- Directive
Quote each line of the records below word for word, keeping every character unchanged.

Some records:
■ ■ ■ ■ ■

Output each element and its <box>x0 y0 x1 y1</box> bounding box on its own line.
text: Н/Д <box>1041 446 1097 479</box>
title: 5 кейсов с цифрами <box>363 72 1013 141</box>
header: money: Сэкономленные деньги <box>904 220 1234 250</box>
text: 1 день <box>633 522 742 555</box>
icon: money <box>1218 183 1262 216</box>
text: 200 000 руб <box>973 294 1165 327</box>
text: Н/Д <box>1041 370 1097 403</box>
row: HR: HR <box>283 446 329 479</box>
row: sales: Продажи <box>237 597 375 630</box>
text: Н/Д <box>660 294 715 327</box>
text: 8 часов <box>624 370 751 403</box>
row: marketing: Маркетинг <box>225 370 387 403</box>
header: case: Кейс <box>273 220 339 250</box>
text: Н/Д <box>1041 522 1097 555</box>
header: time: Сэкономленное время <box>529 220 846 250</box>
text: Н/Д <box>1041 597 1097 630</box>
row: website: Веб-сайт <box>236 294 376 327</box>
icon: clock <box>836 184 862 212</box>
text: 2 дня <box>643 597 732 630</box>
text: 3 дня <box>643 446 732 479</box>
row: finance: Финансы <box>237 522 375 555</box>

■ ■ ■ ■ ■

- Solution to the problem
Output each element and its <box>x0 y0 x1 y1</box> bounding box on its own line.
text: Н/Д <box>1041 446 1097 479</box>
title: 5 кейсов с цифрами <box>363 72 1013 141</box>
header: money: Сэкономленные деньги <box>904 220 1234 250</box>
text: 1 день <box>633 522 742 555</box>
icon: money <box>1218 183 1262 216</box>
text: 200 000 руб <box>973 294 1165 327</box>
text: Н/Д <box>1041 370 1097 403</box>
row: HR: HR <box>283 446 329 479</box>
row: sales: Продажи <box>237 597 375 630</box>
text: Н/Д <box>660 294 715 327</box>
text: 8 часов <box>624 370 751 403</box>
row: marketing: Маркетинг <box>225 370 387 403</box>
header: case: Кейс <box>273 220 339 250</box>
text: Н/Д <box>1041 522 1097 555</box>
header: time: Сэкономленное время <box>529 220 846 250</box>
text: Н/Д <box>1041 597 1097 630</box>
row: website: Веб-сайт <box>236 294 376 327</box>
icon: clock <box>836 184 862 212</box>
text: 2 дня <box>643 597 732 630</box>
text: 3 дня <box>643 446 732 479</box>
row: finance: Финансы <box>237 522 375 555</box>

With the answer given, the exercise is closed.